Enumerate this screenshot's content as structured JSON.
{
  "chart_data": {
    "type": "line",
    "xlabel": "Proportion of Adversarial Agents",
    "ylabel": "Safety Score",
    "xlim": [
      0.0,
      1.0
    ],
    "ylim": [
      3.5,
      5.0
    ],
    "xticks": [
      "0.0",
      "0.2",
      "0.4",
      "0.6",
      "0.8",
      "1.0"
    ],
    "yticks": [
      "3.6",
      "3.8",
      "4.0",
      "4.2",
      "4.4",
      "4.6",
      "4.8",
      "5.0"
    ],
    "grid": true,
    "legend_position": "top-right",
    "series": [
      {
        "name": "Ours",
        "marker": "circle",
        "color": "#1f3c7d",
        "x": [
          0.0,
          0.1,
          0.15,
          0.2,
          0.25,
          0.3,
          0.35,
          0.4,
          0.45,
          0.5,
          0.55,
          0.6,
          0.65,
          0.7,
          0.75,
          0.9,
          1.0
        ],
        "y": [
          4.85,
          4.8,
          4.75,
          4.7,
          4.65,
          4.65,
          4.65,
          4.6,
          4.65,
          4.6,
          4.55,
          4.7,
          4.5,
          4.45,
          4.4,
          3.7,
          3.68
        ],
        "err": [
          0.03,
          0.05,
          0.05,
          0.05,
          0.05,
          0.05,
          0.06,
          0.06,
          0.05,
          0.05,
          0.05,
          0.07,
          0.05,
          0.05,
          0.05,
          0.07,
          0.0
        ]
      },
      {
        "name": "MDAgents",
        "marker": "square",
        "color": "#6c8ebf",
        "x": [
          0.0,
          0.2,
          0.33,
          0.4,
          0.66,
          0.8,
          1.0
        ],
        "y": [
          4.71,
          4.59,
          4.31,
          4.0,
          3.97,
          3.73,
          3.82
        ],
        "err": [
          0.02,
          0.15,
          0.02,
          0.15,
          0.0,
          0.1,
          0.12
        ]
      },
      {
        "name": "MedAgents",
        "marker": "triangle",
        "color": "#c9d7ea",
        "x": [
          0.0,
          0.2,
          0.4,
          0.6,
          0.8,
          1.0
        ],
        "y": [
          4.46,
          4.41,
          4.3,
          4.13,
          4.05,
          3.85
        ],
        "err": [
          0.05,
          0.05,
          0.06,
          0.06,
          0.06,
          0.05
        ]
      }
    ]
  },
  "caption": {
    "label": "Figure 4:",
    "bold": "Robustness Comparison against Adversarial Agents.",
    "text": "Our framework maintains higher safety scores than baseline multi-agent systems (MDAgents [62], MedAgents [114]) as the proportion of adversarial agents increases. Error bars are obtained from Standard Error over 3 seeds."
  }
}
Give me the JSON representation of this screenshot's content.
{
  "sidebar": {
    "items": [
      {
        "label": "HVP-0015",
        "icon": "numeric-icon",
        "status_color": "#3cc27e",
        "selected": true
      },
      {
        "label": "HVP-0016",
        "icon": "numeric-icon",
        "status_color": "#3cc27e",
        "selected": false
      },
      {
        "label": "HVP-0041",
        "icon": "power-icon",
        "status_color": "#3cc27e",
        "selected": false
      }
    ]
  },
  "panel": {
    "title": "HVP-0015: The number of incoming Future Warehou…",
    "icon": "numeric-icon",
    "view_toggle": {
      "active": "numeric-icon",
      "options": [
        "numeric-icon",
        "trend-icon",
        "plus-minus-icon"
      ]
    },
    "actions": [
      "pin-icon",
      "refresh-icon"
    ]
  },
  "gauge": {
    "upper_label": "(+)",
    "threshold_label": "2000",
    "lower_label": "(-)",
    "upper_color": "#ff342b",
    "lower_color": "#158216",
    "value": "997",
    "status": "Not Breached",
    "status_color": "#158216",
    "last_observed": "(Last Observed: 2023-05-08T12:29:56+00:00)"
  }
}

● ● ● ●

**Problem statement**. Give only the number of lines in the entries above that contain the string "content".

**The response**. 2